EXERCISE REQUIREMENTS:
Sift the material for lines containing "Энергоатомиздат", and return them.

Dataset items
## start
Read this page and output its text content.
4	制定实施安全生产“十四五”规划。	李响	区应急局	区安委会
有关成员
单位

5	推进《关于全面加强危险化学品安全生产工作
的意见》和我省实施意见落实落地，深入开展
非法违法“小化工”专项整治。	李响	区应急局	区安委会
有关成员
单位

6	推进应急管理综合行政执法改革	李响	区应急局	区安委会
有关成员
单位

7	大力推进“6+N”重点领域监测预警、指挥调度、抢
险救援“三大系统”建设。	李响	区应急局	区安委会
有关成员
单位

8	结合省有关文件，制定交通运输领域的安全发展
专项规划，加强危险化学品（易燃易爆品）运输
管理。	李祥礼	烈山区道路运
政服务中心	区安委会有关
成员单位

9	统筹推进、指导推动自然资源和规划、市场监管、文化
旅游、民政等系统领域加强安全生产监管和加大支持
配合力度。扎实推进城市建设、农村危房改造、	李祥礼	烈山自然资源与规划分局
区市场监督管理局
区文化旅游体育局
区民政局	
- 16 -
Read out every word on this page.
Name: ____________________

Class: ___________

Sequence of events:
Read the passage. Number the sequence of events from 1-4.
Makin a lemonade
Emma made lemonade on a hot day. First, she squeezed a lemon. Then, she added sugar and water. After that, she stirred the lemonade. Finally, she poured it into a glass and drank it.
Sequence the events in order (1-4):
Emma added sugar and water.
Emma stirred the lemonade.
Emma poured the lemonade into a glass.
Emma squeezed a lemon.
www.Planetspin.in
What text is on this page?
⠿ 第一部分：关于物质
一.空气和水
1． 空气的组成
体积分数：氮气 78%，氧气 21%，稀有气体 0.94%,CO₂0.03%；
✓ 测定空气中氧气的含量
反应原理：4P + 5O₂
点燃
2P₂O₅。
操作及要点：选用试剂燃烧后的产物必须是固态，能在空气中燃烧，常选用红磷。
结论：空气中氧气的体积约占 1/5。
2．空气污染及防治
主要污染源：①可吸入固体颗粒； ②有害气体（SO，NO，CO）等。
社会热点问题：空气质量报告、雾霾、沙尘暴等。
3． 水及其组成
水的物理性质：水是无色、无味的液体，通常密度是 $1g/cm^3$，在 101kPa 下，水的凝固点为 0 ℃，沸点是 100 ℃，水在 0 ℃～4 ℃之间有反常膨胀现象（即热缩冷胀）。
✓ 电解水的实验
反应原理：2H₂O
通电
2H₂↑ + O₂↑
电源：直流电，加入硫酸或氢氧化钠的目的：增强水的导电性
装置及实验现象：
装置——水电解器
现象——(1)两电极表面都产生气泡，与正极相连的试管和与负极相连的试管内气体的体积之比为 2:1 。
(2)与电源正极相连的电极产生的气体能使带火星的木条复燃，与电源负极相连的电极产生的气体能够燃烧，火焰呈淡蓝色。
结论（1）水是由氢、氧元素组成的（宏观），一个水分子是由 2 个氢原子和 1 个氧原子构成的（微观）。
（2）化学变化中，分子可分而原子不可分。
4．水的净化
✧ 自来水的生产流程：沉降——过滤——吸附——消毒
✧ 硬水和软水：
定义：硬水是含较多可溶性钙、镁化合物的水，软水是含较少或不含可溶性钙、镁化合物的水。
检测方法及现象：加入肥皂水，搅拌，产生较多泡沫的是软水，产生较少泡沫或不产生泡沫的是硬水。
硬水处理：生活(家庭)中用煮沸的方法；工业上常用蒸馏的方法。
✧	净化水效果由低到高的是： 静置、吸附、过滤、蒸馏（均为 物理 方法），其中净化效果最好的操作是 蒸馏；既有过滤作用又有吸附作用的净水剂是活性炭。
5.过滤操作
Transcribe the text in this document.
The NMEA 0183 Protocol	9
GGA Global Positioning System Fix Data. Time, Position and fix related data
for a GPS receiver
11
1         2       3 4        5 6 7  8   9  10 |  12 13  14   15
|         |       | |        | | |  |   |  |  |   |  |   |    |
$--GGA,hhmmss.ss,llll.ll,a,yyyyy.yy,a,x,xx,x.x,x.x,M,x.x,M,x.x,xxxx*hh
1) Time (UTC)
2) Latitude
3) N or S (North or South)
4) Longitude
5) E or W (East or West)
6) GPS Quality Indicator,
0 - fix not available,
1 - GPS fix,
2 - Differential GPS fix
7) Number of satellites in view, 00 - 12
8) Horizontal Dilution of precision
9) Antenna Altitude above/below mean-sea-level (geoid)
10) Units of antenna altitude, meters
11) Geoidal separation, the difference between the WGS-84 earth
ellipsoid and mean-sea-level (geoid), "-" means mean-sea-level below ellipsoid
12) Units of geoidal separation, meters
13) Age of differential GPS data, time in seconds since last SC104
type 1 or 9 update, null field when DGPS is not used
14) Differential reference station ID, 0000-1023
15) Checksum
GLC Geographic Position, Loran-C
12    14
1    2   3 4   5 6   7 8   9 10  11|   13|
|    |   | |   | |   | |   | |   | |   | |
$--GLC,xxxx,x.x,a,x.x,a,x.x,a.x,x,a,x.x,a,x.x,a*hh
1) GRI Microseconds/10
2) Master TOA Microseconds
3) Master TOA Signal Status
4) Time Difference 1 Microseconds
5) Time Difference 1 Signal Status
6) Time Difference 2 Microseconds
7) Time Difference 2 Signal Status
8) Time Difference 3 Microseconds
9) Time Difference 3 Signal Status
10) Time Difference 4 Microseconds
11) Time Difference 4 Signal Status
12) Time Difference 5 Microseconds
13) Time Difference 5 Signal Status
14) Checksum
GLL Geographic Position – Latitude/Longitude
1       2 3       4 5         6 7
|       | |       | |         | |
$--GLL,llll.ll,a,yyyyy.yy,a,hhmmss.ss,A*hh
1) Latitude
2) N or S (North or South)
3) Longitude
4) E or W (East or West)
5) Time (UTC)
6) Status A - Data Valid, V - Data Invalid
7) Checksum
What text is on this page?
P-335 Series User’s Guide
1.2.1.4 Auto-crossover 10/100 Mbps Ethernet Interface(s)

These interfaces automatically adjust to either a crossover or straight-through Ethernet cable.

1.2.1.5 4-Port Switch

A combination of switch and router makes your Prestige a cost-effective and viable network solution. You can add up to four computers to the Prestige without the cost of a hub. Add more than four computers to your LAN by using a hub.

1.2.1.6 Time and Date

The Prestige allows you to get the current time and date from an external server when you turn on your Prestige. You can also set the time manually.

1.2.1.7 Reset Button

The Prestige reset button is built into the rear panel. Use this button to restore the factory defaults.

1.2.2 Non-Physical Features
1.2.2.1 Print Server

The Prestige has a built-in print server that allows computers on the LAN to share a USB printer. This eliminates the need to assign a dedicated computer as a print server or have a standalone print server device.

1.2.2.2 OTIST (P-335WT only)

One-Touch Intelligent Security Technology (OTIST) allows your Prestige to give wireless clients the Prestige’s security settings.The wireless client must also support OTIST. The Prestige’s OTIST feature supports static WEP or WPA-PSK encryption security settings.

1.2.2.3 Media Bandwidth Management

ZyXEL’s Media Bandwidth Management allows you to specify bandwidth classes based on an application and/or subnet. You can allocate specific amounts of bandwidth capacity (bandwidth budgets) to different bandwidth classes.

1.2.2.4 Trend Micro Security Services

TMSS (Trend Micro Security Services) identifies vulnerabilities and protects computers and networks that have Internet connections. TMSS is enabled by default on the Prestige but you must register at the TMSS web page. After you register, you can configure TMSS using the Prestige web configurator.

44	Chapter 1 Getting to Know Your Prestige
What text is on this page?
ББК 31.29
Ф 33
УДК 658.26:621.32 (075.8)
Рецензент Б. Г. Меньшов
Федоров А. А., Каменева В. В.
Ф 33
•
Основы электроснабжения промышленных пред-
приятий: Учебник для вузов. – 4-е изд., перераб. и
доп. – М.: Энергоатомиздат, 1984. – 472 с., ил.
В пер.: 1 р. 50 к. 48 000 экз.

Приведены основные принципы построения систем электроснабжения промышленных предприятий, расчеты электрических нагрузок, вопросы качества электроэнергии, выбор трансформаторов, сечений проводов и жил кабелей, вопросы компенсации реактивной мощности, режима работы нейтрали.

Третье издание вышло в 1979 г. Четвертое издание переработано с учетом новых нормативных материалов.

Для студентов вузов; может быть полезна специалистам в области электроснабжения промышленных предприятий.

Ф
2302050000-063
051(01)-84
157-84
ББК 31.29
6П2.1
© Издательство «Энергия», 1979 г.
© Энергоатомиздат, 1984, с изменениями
## end
FULL ANSWER:
доп. – М.: Энергоатомиздат, 1984. – 472 с., ил.
© Энергоатомиздат, 1984, с изменениями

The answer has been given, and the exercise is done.